→ What is being asked: Please repeat these lines, replacing "caret-right-icon" with "chevron-right-icon" and changing nothing else.

→ Records for this exercise:
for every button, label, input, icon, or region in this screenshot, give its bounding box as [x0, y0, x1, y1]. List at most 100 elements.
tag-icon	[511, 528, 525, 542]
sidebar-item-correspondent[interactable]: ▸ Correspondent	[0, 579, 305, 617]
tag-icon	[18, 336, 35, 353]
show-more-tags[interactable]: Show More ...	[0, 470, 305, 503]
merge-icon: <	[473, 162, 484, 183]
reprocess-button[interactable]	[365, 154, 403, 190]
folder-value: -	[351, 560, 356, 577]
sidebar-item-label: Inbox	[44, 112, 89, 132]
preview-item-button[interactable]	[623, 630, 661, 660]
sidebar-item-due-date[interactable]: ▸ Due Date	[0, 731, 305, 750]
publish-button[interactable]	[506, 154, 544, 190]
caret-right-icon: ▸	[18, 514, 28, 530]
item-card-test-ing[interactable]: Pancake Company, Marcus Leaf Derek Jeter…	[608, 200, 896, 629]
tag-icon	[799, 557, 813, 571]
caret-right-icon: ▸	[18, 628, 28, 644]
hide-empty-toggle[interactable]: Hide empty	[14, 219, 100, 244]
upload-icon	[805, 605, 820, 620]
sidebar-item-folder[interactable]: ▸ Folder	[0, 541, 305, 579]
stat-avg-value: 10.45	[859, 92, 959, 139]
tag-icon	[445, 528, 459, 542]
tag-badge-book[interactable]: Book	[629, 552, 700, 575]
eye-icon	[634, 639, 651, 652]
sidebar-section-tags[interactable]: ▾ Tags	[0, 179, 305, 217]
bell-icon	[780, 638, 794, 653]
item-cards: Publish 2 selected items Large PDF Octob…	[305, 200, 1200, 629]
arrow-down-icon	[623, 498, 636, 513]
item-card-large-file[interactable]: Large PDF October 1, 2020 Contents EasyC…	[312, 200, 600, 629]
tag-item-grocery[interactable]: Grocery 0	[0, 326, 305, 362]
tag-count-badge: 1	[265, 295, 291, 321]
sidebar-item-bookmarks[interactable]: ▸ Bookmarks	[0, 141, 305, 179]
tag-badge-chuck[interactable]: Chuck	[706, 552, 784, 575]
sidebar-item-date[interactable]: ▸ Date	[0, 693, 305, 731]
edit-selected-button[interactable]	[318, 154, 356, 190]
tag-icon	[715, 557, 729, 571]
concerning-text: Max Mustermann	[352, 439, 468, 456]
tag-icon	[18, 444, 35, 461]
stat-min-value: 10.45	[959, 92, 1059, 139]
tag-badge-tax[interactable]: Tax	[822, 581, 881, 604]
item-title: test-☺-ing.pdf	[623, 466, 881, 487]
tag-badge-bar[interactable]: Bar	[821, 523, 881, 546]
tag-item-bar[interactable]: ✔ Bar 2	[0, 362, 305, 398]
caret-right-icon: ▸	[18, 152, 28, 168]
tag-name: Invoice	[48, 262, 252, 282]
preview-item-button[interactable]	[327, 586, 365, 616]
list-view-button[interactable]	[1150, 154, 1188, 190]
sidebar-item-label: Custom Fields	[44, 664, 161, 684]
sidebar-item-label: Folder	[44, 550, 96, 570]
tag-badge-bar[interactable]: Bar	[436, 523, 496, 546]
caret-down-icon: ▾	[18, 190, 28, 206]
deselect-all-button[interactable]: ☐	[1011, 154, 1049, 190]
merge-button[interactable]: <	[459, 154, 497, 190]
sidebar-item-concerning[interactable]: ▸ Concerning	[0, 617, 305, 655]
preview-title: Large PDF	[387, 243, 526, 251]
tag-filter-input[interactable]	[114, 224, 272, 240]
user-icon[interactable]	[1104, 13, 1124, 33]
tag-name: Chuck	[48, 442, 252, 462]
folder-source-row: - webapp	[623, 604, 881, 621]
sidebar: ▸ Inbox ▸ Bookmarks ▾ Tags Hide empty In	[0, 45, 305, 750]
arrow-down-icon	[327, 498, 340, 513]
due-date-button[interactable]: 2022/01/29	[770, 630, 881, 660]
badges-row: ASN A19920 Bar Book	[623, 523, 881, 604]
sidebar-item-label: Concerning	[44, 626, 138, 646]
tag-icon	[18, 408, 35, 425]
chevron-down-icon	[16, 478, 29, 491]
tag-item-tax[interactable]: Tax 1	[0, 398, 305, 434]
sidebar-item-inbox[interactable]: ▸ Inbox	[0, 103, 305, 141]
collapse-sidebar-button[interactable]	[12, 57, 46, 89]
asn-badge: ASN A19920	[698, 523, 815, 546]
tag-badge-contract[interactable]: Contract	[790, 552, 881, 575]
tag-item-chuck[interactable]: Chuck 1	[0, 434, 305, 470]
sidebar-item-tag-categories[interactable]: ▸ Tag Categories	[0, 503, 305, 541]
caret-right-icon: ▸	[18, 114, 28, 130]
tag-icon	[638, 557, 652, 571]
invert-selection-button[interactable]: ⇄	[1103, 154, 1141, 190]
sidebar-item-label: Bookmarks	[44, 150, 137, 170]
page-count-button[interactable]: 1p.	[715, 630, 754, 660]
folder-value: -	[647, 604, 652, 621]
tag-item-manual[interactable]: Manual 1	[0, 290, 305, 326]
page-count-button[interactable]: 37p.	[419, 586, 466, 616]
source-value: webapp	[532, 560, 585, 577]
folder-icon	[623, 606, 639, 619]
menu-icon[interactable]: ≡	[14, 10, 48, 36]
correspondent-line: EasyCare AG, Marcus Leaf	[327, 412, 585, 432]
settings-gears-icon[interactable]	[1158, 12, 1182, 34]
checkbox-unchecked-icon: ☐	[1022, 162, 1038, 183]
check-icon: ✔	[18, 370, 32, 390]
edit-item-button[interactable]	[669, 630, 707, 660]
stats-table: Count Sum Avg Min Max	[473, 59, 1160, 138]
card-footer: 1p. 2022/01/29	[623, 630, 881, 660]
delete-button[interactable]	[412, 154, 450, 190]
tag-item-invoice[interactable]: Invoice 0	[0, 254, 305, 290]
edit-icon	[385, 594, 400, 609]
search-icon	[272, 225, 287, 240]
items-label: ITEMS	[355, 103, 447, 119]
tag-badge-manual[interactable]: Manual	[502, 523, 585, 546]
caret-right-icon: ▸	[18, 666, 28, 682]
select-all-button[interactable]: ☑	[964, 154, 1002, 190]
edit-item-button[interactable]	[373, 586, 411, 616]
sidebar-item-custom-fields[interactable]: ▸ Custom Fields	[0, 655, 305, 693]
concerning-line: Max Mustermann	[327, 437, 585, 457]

→ Result for this exercise:
for every button, label, input, icon, or region in this screenshot, give its bounding box as [x0, y0, x1, y1]. List at most 100 elements.
tag-icon	[511, 528, 525, 542]
sidebar-item-correspondent[interactable]: ▸ Correspondent	[0, 579, 305, 617]
tag-icon	[18, 336, 35, 353]
show-more-tags[interactable]: Show More ...	[0, 470, 305, 503]
merge-icon: <	[473, 162, 484, 183]
reprocess-button[interactable]	[365, 154, 403, 190]
folder-value: -	[351, 560, 356, 577]
sidebar-item-label: Inbox	[44, 112, 89, 132]
preview-item-button[interactable]	[623, 630, 661, 660]
sidebar-item-due-date[interactable]: ▸ Due Date	[0, 731, 305, 750]
publish-button[interactable]	[506, 154, 544, 190]
chevron-right-icon: ▸	[18, 514, 28, 530]
item-card-test-ing[interactable]: Pancake Company, Marcus Leaf Derek Jeter…	[608, 200, 896, 629]
tag-icon	[799, 557, 813, 571]
chevron-right-icon: ▸	[18, 628, 28, 644]
hide-empty-toggle[interactable]: Hide empty	[14, 219, 100, 244]
upload-icon	[805, 605, 820, 620]
sidebar-item-folder[interactable]: ▸ Folder	[0, 541, 305, 579]
stat-avg-value: 10.45	[859, 92, 959, 139]
tag-icon	[445, 528, 459, 542]
tag-badge-book[interactable]: Book	[629, 552, 700, 575]
eye-icon	[634, 639, 651, 652]
sidebar-section-tags[interactable]: ▾ Tags	[0, 179, 305, 217]
bell-icon	[780, 638, 794, 653]
item-cards: Publish 2 selected items Large PDF Octob…	[305, 200, 1200, 629]
arrow-down-icon	[623, 498, 636, 513]
item-card-large-file[interactable]: Large PDF October 1, 2020 Contents EasyC…	[312, 200, 600, 629]
tag-item-grocery[interactable]: Grocery 0	[0, 326, 305, 362]
tag-count-badge: 1	[265, 295, 291, 321]
sidebar-item-bookmarks[interactable]: ▸ Bookmarks	[0, 141, 305, 179]
tag-badge-chuck[interactable]: Chuck	[706, 552, 784, 575]
sidebar-item-date[interactable]: ▸ Date	[0, 693, 305, 731]
edit-selected-button[interactable]	[318, 154, 356, 190]
tag-icon	[715, 557, 729, 571]
concerning-text: Max Mustermann	[352, 439, 468, 456]
tag-icon	[18, 444, 35, 461]
stat-min-value: 10.45	[959, 92, 1059, 139]
tag-badge-tax[interactable]: Tax	[822, 581, 881, 604]
item-title: test-☺-ing.pdf	[623, 466, 881, 487]
tag-badge-bar[interactable]: Bar	[821, 523, 881, 546]
tag-item-bar[interactable]: ✔ Bar 2	[0, 362, 305, 398]
chevron-right-icon: ▸	[18, 152, 28, 168]
tag-name: Invoice	[48, 262, 252, 282]
preview-item-button[interactable]	[327, 586, 365, 616]
list-view-button[interactable]	[1150, 154, 1188, 190]
sidebar-item-label: Custom Fields	[44, 664, 161, 684]
sidebar-item-label: Folder	[44, 550, 96, 570]
tag-badge-bar[interactable]: Bar	[436, 523, 496, 546]
caret-down-icon: ▾	[18, 190, 28, 206]
deselect-all-button[interactable]: ☐	[1011, 154, 1049, 190]
merge-button[interactable]: <	[459, 154, 497, 190]
sidebar-item-concerning[interactable]: ▸ Concerning	[0, 617, 305, 655]
preview-title: Large PDF	[387, 243, 526, 251]
tag-filter-input[interactable]	[114, 224, 272, 240]
user-icon[interactable]	[1104, 13, 1124, 33]
tag-name: Chuck	[48, 442, 252, 462]
folder-source-row: - webapp	[623, 604, 881, 621]
sidebar: ▸ Inbox ▸ Bookmarks ▾ Tags Hide empty In	[0, 45, 305, 750]
arrow-down-icon	[327, 498, 340, 513]
due-date-button[interactable]: 2022/01/29	[770, 630, 881, 660]
badges-row: ASN A19920 Bar Book	[623, 523, 881, 604]
sidebar-item-label: Concerning	[44, 626, 138, 646]
tag-icon	[18, 408, 35, 425]
chevron-down-icon	[16, 478, 29, 491]
tag-item-tax[interactable]: Tax 1	[0, 398, 305, 434]
sidebar-item-inbox[interactable]: ▸ Inbox	[0, 103, 305, 141]
collapse-sidebar-button[interactable]	[12, 57, 46, 89]
asn-badge: ASN A19920	[698, 523, 815, 546]
tag-badge-contract[interactable]: Contract	[790, 552, 881, 575]
tag-item-chuck[interactable]: Chuck 1	[0, 434, 305, 470]
sidebar-item-tag-categories[interactable]: ▸ Tag Categories	[0, 503, 305, 541]
chevron-right-icon: ▸	[18, 114, 28, 130]
tag-icon	[638, 557, 652, 571]
invert-selection-button[interactable]: ⇄	[1103, 154, 1141, 190]
sidebar-item-label: Bookmarks	[44, 150, 137, 170]
page-count-button[interactable]: 1p.	[715, 630, 754, 660]
folder-value: -	[647, 604, 652, 621]
tag-item-manual[interactable]: Manual 1	[0, 290, 305, 326]
page-count-button[interactable]: 37p.	[419, 586, 466, 616]
source-value: webapp	[532, 560, 585, 577]
folder-icon	[623, 606, 639, 619]
menu-icon[interactable]: ≡	[14, 10, 48, 36]
correspondent-line: EasyCare AG, Marcus Leaf	[327, 412, 585, 432]
settings-gears-icon[interactable]	[1158, 12, 1182, 34]
checkbox-unchecked-icon: ☐	[1022, 162, 1038, 183]
check-icon: ✔	[18, 370, 32, 390]
edit-item-button[interactable]	[669, 630, 707, 660]
stats-table: Count Sum Avg Min Max	[473, 59, 1160, 138]
card-footer: 1p. 2022/01/29	[623, 630, 881, 660]
delete-button[interactable]	[412, 154, 450, 190]
tag-item-invoice[interactable]: Invoice 0	[0, 254, 305, 290]
edit-icon	[385, 594, 400, 609]
search-icon	[272, 225, 287, 240]
items-label: ITEMS	[355, 103, 447, 119]
tag-badge-manual[interactable]: Manual	[502, 523, 585, 546]
chevron-right-icon: ▸	[18, 666, 28, 682]
select-all-button[interactable]: ☑	[964, 154, 1002, 190]
edit-item-button[interactable]	[373, 586, 411, 616]
sidebar-item-custom-fields[interactable]: ▸ Custom Fields	[0, 655, 305, 693]
concerning-line: Max Mustermann	[327, 437, 585, 457]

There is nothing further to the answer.